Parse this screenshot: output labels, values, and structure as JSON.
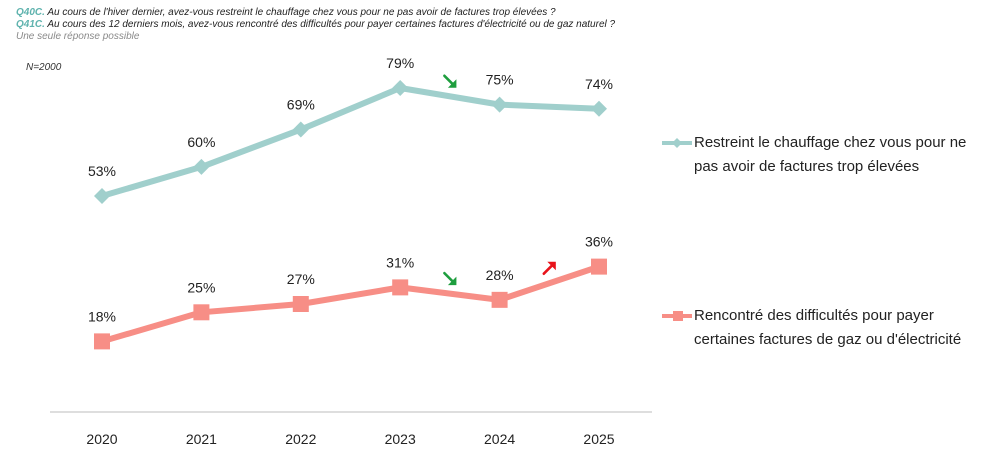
{
  "header": {
    "q1_code": "Q40C.",
    "q1_text": " Au cours de l'hiver dernier, avez-vous restreint le chauffage chez vous pour ne pas avoir de factures trop élevées ?",
    "q2_code": "Q41C.",
    "q2_text": " Au cours des 12 derniers mois, avez-vous rencontré des difficultés pour payer certaines factures d'électricité ou de gaz naturel ?",
    "note": "Une seule réponse possible",
    "sample": "N=2000"
  },
  "chart_data": {
    "type": "line",
    "categories": [
      "2020",
      "2021",
      "2022",
      "2023",
      "2024",
      "2025"
    ],
    "ylim": [
      0,
      100
    ],
    "series": [
      {
        "name": "Restreint le chauffage chez vous pour ne pas avoir de factures trop élevées",
        "values": [
          53,
          60,
          69,
          79,
          75,
          74
        ],
        "labels": [
          "53%",
          "60%",
          "69%",
          "79%",
          "75%",
          "74%"
        ],
        "color": "#a0cfcc",
        "marker": "diamond"
      },
      {
        "name": "Rencontré des difficultés pour payer certaines factures de gaz ou d'électricité",
        "values": [
          18,
          25,
          27,
          31,
          28,
          36
        ],
        "labels": [
          "18%",
          "25%",
          "27%",
          "31%",
          "28%",
          "36%"
        ],
        "color": "#f78e86",
        "marker": "square"
      }
    ],
    "trend_arrows": [
      {
        "series": 0,
        "between": [
          "2023",
          "2024"
        ],
        "direction": "down",
        "color": "#1e9e3e"
      },
      {
        "series": 1,
        "between": [
          "2023",
          "2024"
        ],
        "direction": "down",
        "color": "#1e9e3e"
      },
      {
        "series": 1,
        "between": [
          "2024",
          "2025"
        ],
        "direction": "up",
        "color": "#e8131b"
      }
    ]
  }
}
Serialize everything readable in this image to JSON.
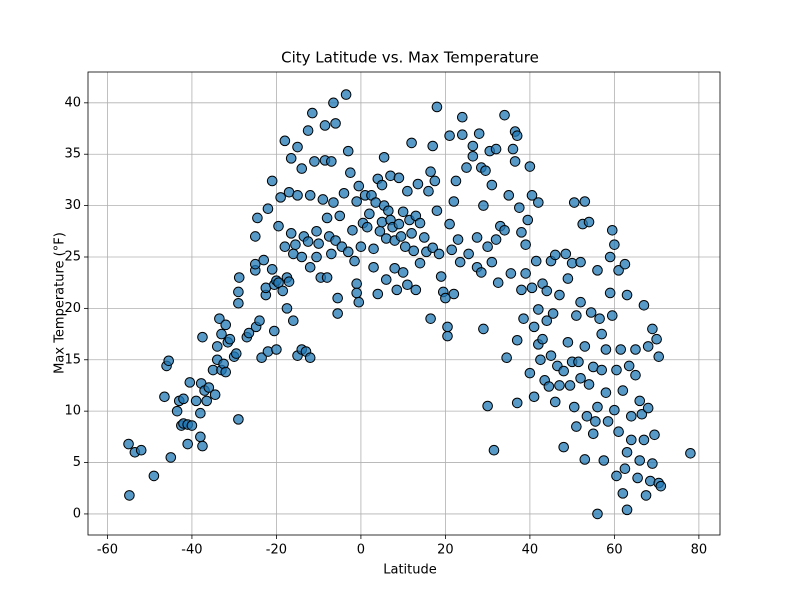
{
  "chart_data": {
    "type": "scatter",
    "title": "City Latitude vs. Max Temperature",
    "x_label": "Latitude",
    "y_label": "Max Temperature (°F)",
    "color": "#1f77b4",
    "edge_color": "#000000",
    "grid": true,
    "xlim": [
      -64.6,
      85.0
    ],
    "ylim": [
      -2.05,
      43.0
    ],
    "xticks": [
      -60,
      -40,
      -20,
      0,
      20,
      40,
      60,
      80
    ],
    "yticks": [
      0,
      5,
      10,
      15,
      20,
      25,
      30,
      35,
      40
    ],
    "x": [
      -55,
      -54.8,
      -53.5,
      -52,
      -49,
      -46.5,
      -46,
      -45.5,
      -45,
      -43.5,
      -43,
      -42.5,
      -42,
      -42,
      -41,
      -41,
      -40.5,
      -40,
      -39,
      -38,
      -38,
      -37.8,
      -37.5,
      -37.5,
      -37,
      -36.5,
      -36,
      -35,
      -34.5,
      -34,
      -34,
      -33.5,
      -33,
      -33,
      -32.5,
      -32,
      -32,
      -31.5,
      -31,
      -30,
      -29.5,
      -29,
      -29,
      -29,
      -28.8,
      -27,
      -26.5,
      -25,
      -25,
      -25,
      -24.8,
      -24.5,
      -24,
      -23.5,
      -23,
      -22.5,
      -22.5,
      -22,
      -22,
      -21,
      -21,
      -20.5,
      -20.5,
      -20,
      -20,
      -19.5,
      -19.5,
      -19,
      -18.5,
      -18,
      -18,
      -17.5,
      -17.5,
      -17,
      -17,
      -16.5,
      -16.5,
      -16,
      -16,
      -15.5,
      -15,
      -15,
      -15,
      -14,
      -14,
      -14,
      -13.5,
      -13,
      -12.5,
      -12.5,
      -12,
      -12,
      -12,
      -11.5,
      -11,
      -10.5,
      -10.5,
      -10,
      -9.5,
      -9,
      -8.5,
      -8.5,
      -8,
      -8,
      -7.5,
      -7,
      -7,
      -6.5,
      -6.5,
      -6,
      -6,
      -5.5,
      -5.5,
      -5,
      -4.5,
      -4,
      -3.5,
      -3,
      -3,
      -2.5,
      -2,
      -1.5,
      -1,
      -1,
      -1,
      -0.5,
      -0.5,
      0,
      0.5,
      1,
      1.5,
      2,
      2.5,
      3,
      3,
      3.5,
      4,
      4,
      4.5,
      5,
      5,
      5.5,
      5.5,
      6,
      6,
      6.5,
      7,
      7,
      7.5,
      8,
      8,
      8.5,
      9,
      9,
      9.5,
      10,
      10,
      10.5,
      11,
      11,
      11.5,
      12,
      12,
      12.5,
      13,
      13,
      13.5,
      14,
      14,
      15,
      15.5,
      16,
      16.5,
      16.5,
      17,
      17,
      17.5,
      18,
      18,
      18.5,
      19,
      19.5,
      20,
      20.5,
      20.5,
      21,
      21,
      21.5,
      22,
      22,
      22.5,
      23,
      23.5,
      24,
      24,
      25,
      25.5,
      26.5,
      26.5,
      27.5,
      27.5,
      28,
      28.5,
      28.5,
      29,
      29,
      29.5,
      30,
      30,
      30.5,
      31,
      31,
      31.5,
      32,
      32,
      32.5,
      33,
      34,
      34,
      34.5,
      35,
      35.5,
      36,
      36.5,
      36.5,
      37,
      37,
      37,
      37.5,
      38,
      38,
      38.5,
      39,
      39,
      39.5,
      40,
      40,
      40.5,
      40.5,
      41,
      41,
      41.5,
      42,
      42,
      42,
      42.5,
      43,
      43,
      43.5,
      44,
      44,
      44.5,
      45,
      45,
      45.5,
      46,
      46,
      46.5,
      47,
      47,
      48,
      48,
      48.5,
      49,
      49,
      49.5,
      50,
      50,
      50.5,
      50.5,
      51,
      51,
      51.5,
      52,
      52,
      52,
      52.5,
      53,
      53,
      53,
      53.5,
      54,
      54,
      54.5,
      55,
      55,
      55.5,
      56,
      56,
      56,
      56.5,
      57,
      57,
      57.5,
      58,
      58,
      58.5,
      59,
      59,
      59.5,
      59.5,
      60,
      60,
      60.5,
      60.5,
      61,
      61,
      61.5,
      62,
      62,
      62.5,
      62.5,
      63,
      63,
      63,
      63.5,
      64,
      64,
      65,
      65,
      65.5,
      66,
      66,
      66.5,
      67,
      67,
      67.5,
      68,
      68,
      68.5,
      69,
      69,
      69.5,
      70,
      70.5,
      70.5,
      71,
      78
    ],
    "values": [
      6.8,
      1.8,
      6,
      6.2,
      3.7,
      11.4,
      14.4,
      14.9,
      5.5,
      10,
      11,
      8.6,
      11.2,
      8.8,
      8.7,
      6.8,
      12.8,
      8.6,
      11,
      9.8,
      7.5,
      12.7,
      6.6,
      17.2,
      12,
      11,
      12.3,
      14,
      11.6,
      15,
      16.3,
      19,
      14,
      17.5,
      14.6,
      18.4,
      13.8,
      16.7,
      17,
      15.3,
      15.6,
      9.2,
      20.5,
      21.6,
      23,
      17.2,
      17.6,
      27,
      23.7,
      24.3,
      18.2,
      28.8,
      18.8,
      15.2,
      24.7,
      21.3,
      22,
      29.7,
      15.8,
      32.4,
      23.8,
      22.3,
      17.8,
      16,
      22.7,
      28,
      22.5,
      30.8,
      21.7,
      36.3,
      26,
      23,
      20,
      31.3,
      22.6,
      27.3,
      34.6,
      25.3,
      18.8,
      26.2,
      35.7,
      31,
      15.4,
      33.6,
      25,
      16,
      27,
      15.8,
      37.3,
      26.5,
      31,
      24,
      15.2,
      39,
      34.3,
      27.5,
      25,
      26.3,
      23,
      30.6,
      37.8,
      34.4,
      28.8,
      23,
      27,
      34.3,
      25.3,
      40,
      30.3,
      38,
      26.6,
      21,
      19.5,
      29,
      26,
      31.2,
      40.8,
      35.3,
      25.5,
      33.2,
      27.6,
      24.6,
      30.4,
      22.4,
      21.5,
      20.6,
      31.9,
      26,
      28.3,
      31,
      27.9,
      29.2,
      31,
      24,
      25.8,
      30.3,
      32.6,
      21.4,
      27.5,
      32,
      28.4,
      30,
      34.7,
      26.8,
      22.8,
      29.5,
      32.9,
      28.6,
      27.9,
      26.6,
      23.9,
      21.8,
      32.7,
      28.2,
      27,
      23.5,
      29.4,
      26,
      31.4,
      22.3,
      28.6,
      36.1,
      27.3,
      25.6,
      29,
      21.8,
      32.1,
      24.4,
      28.3,
      26.9,
      25.5,
      31.4,
      33.3,
      19,
      35.8,
      25.9,
      32.4,
      39.6,
      29.5,
      25.3,
      23.1,
      21.6,
      21,
      17.3,
      18.2,
      36.8,
      28.2,
      25.7,
      30.4,
      21.4,
      32.4,
      26.7,
      24.5,
      36.9,
      38.6,
      33.7,
      25.3,
      35.8,
      34.8,
      26.9,
      24,
      37,
      33.7,
      23.5,
      30,
      18,
      33.4,
      10.5,
      26,
      35.3,
      32,
      24.5,
      6.2,
      35.5,
      26.7,
      22.5,
      28,
      38.8,
      27.6,
      15.2,
      31,
      23.4,
      35.5,
      37.2,
      34.3,
      36.8,
      10.8,
      16.9,
      29.8,
      27.4,
      21.8,
      19,
      26.2,
      23.4,
      28.6,
      33.8,
      13.7,
      31,
      22,
      18.2,
      11.4,
      24.6,
      19.9,
      30.3,
      16.5,
      15,
      17,
      22.4,
      13,
      21.7,
      18.8,
      12.4,
      15.4,
      24.6,
      19.5,
      25.2,
      10.9,
      14.4,
      21.3,
      12.5,
      13.9,
      6.5,
      25.3,
      22.9,
      16.7,
      12.5,
      14.8,
      24.4,
      10.4,
      30.3,
      19.3,
      8.5,
      14.8,
      24.5,
      20.6,
      13.2,
      28.2,
      30.4,
      5.3,
      16.3,
      9.5,
      28.4,
      12.6,
      19.6,
      14.3,
      7.8,
      9,
      23.7,
      10.4,
      0,
      19,
      17.5,
      14,
      5.2,
      16,
      11.8,
      9,
      21.5,
      25,
      27.6,
      19.3,
      26.2,
      10.1,
      3.7,
      14,
      23.7,
      8,
      16,
      12,
      2,
      24.3,
      4.4,
      21.3,
      6,
      0.4,
      14.4,
      9.5,
      7.2,
      16,
      13.5,
      3.5,
      11,
      5.2,
      9.7,
      20.3,
      7.2,
      1.8,
      10.3,
      16.3,
      3.2,
      18,
      4.9,
      7.7,
      17,
      15.3,
      3,
      2.7,
      5.9
    ]
  }
}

····················

- Given exercise
Copy out every line in the listing where the word "values" appears.

- Problem solution
Parse this screenshot: output labels, values, and structure as JSON.
        "values": [
        "values": [
    "values": [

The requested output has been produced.